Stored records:
⁂

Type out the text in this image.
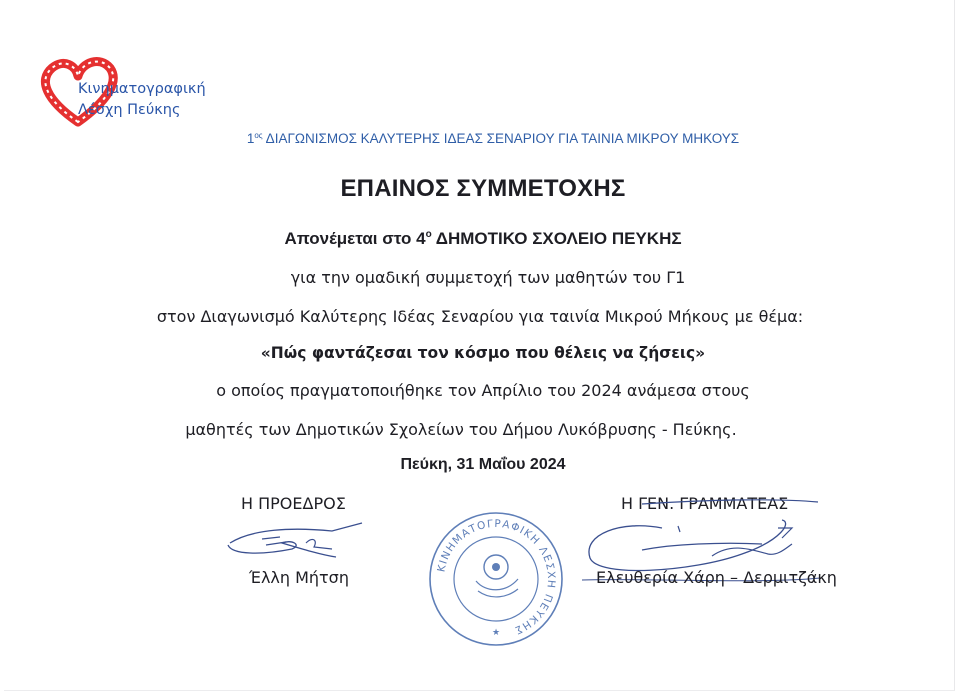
Κινηματογραφική
Λέσχη Πεύκης
$1^{o\varsigma}$ ΔΙΑΓΩΝΙΣΜΟΣ ΚΑΛΥΤΕΡΗΣ ΙΔΕΑΣ ΣΕΝΑΡΙΟΥ ΓΙΑ ΤΑΙΝΙΑ ΜΙΚΡΟΥ ΜΗΚΟΥΣ
ΕΠΑΙΝΟΣ ΣΥΜΜΕΤΟΧΗΣ
Απονέμεται στο $4^o$ ΔΗΜΟΤΙΚΟ ΣΧΟΛΕΙΟ ΠΕΥΚΗΣ
για την ομαδική συμμετοχή των μαθητών του Γ1
στον Διαγωνισμό Καλύτερης Ιδέας Σεναρίου για ταινία Μικρού Μήκους με θέμα:
«Πώς φαντάζεσαι τον κόσμο που θέλεις να ζήσεις»
ο οποίος πραγματοποιήθηκε τον Απρίλιο του 2024 ανάμεσα στους
μαθητές των Δημοτικών Σχολείων του Δήμου Λυκόβρυσης - Πεύκης.
Πεύκη, 31 Μαΐου 2024
Η ΠΡΟΕΔΡΟΣ	Η ΓΕΝ. ΓΡΑΜΜΑΤΕΑΣ
Έλλη Μήτση	Ελευθερία Χάρη – Δερμιτζάκη
ΚΙΝΗΜΑΤΟΓΡΑΦΙΚΗ ΛΕΣΧΗ ΠΕΥΚΗΣ
★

⁂

EXERCISE => Transcribe the records above verbatim. Do not carry over any picture.

RESULT FOR THIS TASK =>
Type out the text in this image.
Κινηματογραφική
Λέσχη Πεύκης
$1^{o\varsigma}$ ΔΙΑΓΩΝΙΣΜΟΣ ΚΑΛΥΤΕΡΗΣ ΙΔΕΑΣ ΣΕΝΑΡΙΟΥ ΓΙΑ ΤΑΙΝΙΑ ΜΙΚΡΟΥ ΜΗΚΟΥΣ
ΕΠΑΙΝΟΣ ΣΥΜΜΕΤΟΧΗΣ
Απονέμεται στο $4^o$ ΔΗΜΟΤΙΚΟ ΣΧΟΛΕΙΟ ΠΕΥΚΗΣ
για την ομαδική συμμετοχή των μαθητών του Γ1
στον Διαγωνισμό Καλύτερης Ιδέας Σεναρίου για ταινία Μικρού Μήκους με θέμα:
«Πώς φαντάζεσαι τον κόσμο που θέλεις να ζήσεις»
ο οποίος πραγματοποιήθηκε τον Απρίλιο του 2024 ανάμεσα στους
μαθητές των Δημοτικών Σχολείων του Δήμου Λυκόβρυσης - Πεύκης.
Πεύκη, 31 Μαΐου 2024
Η ΠΡΟΕΔΡΟΣ	Η ΓΕΝ. ΓΡΑΜΜΑΤΕΑΣ
Έλλη Μήτση	Ελευθερία Χάρη – Δερμιτζάκη
ΚΙΝΗΜΑΤΟΓΡΑΦΙΚΗ ΛΕΣΧΗ ΠΕΥΚΗΣ
★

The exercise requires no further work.